WHAT TO DO — Pick out every line that holds the string "ylabel" and copy it.

======== DATA SHOWN ========

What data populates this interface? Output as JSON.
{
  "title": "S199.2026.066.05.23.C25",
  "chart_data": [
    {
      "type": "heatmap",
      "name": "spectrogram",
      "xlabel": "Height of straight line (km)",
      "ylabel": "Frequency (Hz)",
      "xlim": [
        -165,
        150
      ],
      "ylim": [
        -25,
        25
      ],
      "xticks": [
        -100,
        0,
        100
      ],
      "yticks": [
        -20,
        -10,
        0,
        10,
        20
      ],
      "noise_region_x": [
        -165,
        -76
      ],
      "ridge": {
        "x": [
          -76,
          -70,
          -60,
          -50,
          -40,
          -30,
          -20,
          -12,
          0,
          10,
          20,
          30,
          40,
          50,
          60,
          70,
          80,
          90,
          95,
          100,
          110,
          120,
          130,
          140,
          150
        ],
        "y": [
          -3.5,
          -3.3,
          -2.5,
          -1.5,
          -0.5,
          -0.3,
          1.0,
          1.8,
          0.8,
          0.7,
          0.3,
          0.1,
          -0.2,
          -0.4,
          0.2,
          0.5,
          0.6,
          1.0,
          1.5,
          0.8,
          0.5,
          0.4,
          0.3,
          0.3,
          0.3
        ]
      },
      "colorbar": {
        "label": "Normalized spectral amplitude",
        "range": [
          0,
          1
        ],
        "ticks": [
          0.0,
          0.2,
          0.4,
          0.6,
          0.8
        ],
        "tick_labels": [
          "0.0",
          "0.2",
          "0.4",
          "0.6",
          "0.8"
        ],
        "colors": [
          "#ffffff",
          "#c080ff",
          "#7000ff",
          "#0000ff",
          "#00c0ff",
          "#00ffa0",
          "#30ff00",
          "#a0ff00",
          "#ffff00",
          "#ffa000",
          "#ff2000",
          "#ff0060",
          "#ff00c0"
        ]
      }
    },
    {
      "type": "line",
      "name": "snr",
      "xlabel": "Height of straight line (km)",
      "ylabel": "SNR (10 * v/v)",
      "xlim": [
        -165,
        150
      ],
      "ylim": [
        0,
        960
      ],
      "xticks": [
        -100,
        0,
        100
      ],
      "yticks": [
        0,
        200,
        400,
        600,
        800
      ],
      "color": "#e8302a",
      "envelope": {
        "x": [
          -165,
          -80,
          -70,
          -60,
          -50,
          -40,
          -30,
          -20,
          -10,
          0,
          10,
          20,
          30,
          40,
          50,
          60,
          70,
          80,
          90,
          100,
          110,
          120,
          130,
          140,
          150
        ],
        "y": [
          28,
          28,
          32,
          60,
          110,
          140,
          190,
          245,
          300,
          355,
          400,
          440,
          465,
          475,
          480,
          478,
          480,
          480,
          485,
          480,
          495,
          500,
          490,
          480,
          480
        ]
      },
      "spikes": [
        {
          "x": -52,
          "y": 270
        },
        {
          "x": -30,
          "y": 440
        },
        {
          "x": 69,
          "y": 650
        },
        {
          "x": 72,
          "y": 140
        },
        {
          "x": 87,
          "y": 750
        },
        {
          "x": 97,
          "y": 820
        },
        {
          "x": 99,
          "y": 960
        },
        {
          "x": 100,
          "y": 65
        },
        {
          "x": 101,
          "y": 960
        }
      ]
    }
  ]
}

========

RESULT OF THIS TASK —
      "ylabel": "Frequency (Hz)",
      "ylabel": "SNR (10 * v/v)",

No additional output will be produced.